◆ Text shown:
┄┄┄┄┄┄
Game Changers: Eddie Huang on getting Asian Americans 'out of the Ice Age' when it comes to representation
Game Changers is a Yahoo Entertainment video interview series highlighting the diverse creators disrupting Hollywood — and the pioneers who paved the way.
On the surface, there doesn’t seem to be much in common between Good Will Hunting, the 1997 drama that essentially introduced Matt Damon and Ben Affleck to the world, and Boogie, the directorial debut of restaurateur-turned-filmmaker Eddie Huang.
The former followed an underachieving blue-collar math savant (Damon) who taps into his potential after he befriends an MIT professor (Robin Williams). The latter centers around a Chinese-American high school basketball player (Taylor Takahashi) battling expectations that he’ll dominate his New York City competition and earn a Division I scholarship.
Both are, however, coming-of-age stories spliced with shades of J.D. Salinger. And Hunting, as it turns out, was profoundly influential on Huang, who opened the popular hip-hop-themed Taiwanese NYC eatery Baohaus in 2009 and whose 2013 memoir, Fresh Off the Boat, inspired the long-running ABC sitcom of the same name.
┄┄┄┄┄┄
◆ Dataset:

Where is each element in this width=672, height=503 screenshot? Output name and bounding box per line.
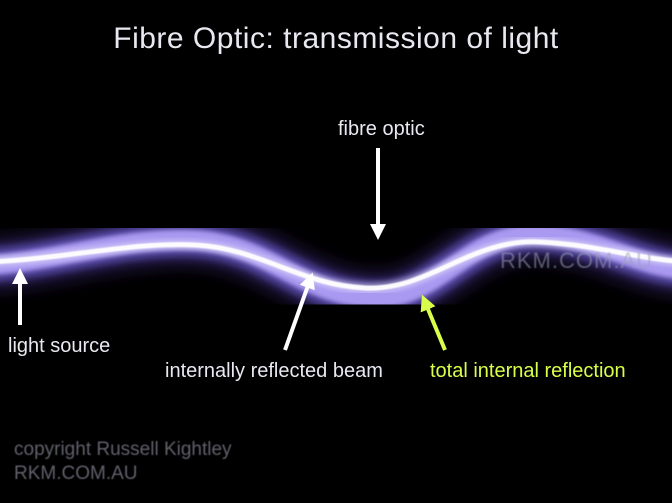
label-light-source: light source [8,335,110,358]
copyright-line-2: RKM.COM.AU [14,462,232,486]
diagram-title: Fibre Optic: transmission of light [0,22,672,56]
watermark-text: RKM.COM.AU [500,248,653,274]
label-total-internal-reflection: total internal reflection [430,360,626,383]
label-internally-reflected-beam: internally reflected beam [165,360,383,383]
label-fibre-optic: fibre optic [338,118,425,141]
copyright-notice: copyright Russell Kightley RKM.COM.AU [14,438,232,486]
arrow-total-internal-reflection [425,302,445,350]
copyright-line-1: copyright Russell Kightley [14,438,232,462]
┄┄┄┄┄┄
◆ Instructions:
1. From the Eddie Huang article, reproduce the passage from "Game Changers: Eddie" to "restaurateur-turned-filmmaker Eddie Huang.", replacing "Hollywood" with "the film industry".
2. According to the Eddie Huang article, what links Good Will Hunting and Boogie despite their surface differences? Answer in one to three sentences.
3. List every year mentioned in the Eddie Huang article and what each refers to.

◆ Solution list:
1.
Game Changers: Eddie Huang on getting Asian Americans 'out of the Ice Age' when it comes to representation
Game Changers is a Yahoo Entertainment video interview series highlighting the diverse creators disrupting the film industry — and the pioneers who paved the way.
On the surface, there doesn’t seem to be much in common between Good Will Hunting, the 1997 drama that essentially introduced Matt Damon and Ben Affleck to the world, and Boogie, the directorial debut of restaurateur-turned-filmmaker Eddie Huang.

2. Both films are coming-of-age stories spliced with shades of J.D. Salinger. Good Will Hunting was also profoundly influential on Eddie Huang, who directed Boogie.

3.
- 1997: the release of the drama Good Will Hunting
- 2009: Huang's opening of the NYC eatery Baohaus
- 2013: the publication of Huang's memoir, Fresh Off the Boat